PAGE EXCERPT:
after the song, dorabella performs a couple of "magic" tricks, including making a bird disappear from a cage. needless to say, everyone but philip thinks this is the greatest thing since sliced bread. the company then breaks up for the night, everyone heads off to bed and in the morning is when things start to go weird for walter and philip.
in the morning while preparing to leave, philip and walter find the aforementioned creepy ass balladeer dead, his throat torn and his body drained of blood. they are also presented with a note from dorabella, telling them that she had to leave early and asking them to convey her carriage and luggae to the next inn 20 km to the north. included in her luggage is a large trunk. hmmm, wonder what could be in that? anyway, dorabella's horses seem to know the way and we find ourselves drawn along to a string of decrepit inns, each stage taking them farther to the north and closer to dorabella's home.
the two are instructed, via letter, to put dorabella's luggage, including the large trunk into a separate room at each inn. they are further instructed to not inspect the contents of the trunk under any circumstances.

RECORD EXCERPTS:
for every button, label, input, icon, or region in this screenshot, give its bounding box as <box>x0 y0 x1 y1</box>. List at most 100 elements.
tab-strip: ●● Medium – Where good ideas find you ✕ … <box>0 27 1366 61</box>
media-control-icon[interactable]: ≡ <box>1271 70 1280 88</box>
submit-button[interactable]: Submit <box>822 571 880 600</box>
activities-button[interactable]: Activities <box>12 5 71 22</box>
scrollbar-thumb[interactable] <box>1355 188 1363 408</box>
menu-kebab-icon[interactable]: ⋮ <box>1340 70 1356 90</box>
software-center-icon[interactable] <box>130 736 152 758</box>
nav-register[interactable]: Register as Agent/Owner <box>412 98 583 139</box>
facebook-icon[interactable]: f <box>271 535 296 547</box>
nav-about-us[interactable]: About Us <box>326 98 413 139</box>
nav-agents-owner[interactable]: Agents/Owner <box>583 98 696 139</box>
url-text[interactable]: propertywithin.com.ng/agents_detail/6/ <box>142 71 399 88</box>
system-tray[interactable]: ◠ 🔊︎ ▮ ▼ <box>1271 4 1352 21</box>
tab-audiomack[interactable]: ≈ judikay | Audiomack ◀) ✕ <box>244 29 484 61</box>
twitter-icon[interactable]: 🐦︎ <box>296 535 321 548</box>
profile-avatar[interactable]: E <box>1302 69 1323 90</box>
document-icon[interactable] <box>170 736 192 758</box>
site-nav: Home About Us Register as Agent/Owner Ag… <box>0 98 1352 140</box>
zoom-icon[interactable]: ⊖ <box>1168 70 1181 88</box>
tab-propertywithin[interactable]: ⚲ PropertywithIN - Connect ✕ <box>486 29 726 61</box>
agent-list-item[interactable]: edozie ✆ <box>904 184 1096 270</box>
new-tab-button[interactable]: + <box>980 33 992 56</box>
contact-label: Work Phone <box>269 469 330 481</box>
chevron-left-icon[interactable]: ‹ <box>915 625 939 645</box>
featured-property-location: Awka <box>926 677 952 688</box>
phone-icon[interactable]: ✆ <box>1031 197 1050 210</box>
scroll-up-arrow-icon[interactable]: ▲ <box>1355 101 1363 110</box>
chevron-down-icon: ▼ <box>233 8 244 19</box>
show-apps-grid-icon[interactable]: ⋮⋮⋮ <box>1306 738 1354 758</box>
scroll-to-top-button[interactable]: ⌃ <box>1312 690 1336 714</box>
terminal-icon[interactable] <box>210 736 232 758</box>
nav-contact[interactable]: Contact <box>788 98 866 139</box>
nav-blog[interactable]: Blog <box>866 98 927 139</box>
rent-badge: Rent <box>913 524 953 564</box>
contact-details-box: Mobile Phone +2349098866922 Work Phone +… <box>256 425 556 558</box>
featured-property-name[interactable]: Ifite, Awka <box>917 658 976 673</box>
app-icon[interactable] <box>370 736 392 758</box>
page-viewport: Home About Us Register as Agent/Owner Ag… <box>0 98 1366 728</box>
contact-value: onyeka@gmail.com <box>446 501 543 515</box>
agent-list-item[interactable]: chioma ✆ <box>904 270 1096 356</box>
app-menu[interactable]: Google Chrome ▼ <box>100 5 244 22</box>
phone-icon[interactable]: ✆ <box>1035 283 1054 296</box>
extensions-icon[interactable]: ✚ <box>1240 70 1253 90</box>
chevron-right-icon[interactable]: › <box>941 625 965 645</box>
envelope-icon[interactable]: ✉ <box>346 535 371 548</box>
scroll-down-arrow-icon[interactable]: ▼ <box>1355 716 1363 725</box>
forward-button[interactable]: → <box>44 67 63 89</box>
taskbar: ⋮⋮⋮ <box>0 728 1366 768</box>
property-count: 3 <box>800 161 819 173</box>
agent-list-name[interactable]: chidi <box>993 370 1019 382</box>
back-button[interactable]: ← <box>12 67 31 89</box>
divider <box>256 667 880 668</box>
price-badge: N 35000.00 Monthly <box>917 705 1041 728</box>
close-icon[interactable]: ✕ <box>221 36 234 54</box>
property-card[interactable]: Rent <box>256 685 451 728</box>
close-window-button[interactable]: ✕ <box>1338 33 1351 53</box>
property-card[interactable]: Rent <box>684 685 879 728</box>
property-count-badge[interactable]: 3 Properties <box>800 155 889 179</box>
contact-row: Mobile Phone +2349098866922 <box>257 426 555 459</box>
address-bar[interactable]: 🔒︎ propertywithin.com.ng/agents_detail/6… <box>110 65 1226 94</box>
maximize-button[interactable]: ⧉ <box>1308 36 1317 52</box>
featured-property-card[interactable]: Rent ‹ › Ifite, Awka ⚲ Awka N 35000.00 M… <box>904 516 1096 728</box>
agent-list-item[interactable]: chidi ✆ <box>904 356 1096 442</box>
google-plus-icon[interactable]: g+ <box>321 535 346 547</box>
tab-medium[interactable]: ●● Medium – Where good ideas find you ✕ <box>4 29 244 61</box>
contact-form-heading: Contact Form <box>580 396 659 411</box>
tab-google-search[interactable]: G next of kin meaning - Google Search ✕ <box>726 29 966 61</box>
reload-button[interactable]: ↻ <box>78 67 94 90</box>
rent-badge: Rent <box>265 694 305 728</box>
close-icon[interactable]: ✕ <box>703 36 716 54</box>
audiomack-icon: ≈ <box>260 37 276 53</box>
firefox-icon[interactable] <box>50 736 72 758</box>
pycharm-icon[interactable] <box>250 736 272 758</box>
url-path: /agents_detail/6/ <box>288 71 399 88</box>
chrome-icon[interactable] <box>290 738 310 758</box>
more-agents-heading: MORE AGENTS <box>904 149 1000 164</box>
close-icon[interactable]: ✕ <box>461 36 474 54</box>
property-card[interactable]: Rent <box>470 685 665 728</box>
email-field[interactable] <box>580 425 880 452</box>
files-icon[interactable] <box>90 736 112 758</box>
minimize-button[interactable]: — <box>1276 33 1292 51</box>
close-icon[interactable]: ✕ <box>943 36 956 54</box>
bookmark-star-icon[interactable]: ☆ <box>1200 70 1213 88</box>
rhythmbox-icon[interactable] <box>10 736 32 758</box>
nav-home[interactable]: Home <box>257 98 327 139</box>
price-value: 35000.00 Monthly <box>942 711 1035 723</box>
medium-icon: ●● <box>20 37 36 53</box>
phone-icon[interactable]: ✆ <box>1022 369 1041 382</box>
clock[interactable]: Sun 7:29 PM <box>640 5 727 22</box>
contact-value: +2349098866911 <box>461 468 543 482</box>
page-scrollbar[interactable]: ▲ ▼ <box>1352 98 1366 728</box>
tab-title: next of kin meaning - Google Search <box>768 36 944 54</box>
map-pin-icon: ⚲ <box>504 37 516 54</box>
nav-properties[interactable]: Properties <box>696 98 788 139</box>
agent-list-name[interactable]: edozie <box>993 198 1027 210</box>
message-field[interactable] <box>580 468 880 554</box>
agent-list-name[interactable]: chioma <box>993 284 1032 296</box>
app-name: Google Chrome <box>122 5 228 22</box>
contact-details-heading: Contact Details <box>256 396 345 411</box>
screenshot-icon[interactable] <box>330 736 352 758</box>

CHECK YOUR UNDERSTANDING:
(a) In the plot summary about Dorabella, how far away is the inn where Philip and Walter are asked to take her carriage and luggage?
(b) Continue the plot summary about Dorabella from where it stops.

WRITTEN ANSWERS:
(a) 20 km to the north.

(b)
by this point, walter is utterly taken by dorabella and the two decide to marry, once the permission of dorabella's "father" is obtained. north and north they venture on, driven by walter's desire for dorabella and philip's desire not to abandon his friend.
philip continues to notice the strange goings on and at one point the 3 are eating dinner together in an inn close to dorabella's home when philip notices something very peculiar: dorabella casts no reflection in the mirror in the dining room they are eating in. walter will brook no delay and anything that philip brings up as being problematic is dismissed, with the jealously of an insecure lover, by walter. he thinks that philip is trying to get rid of him and claim dorabella for himself.
finally arriving at dorabella's home, they are met by dorabella's father (john justin) who informs them over dinner about the family history. he also informs them that his people are devoted to beauty, learning and longevity; that dorabella is the last of an ancient race who go out into the world to seek a mate from a different "race."
walter and philip are treated more like prisoners than guests, locked into their rooms by day by strange, blind servants. philip watches in horror one night as dorabella and walter are "married" by dorabella's father in strange ceremony involving spiked rings and blood. philip by now realizes that his friend is being inducted into a cult of the undead and that his own life hangs by a mere thread.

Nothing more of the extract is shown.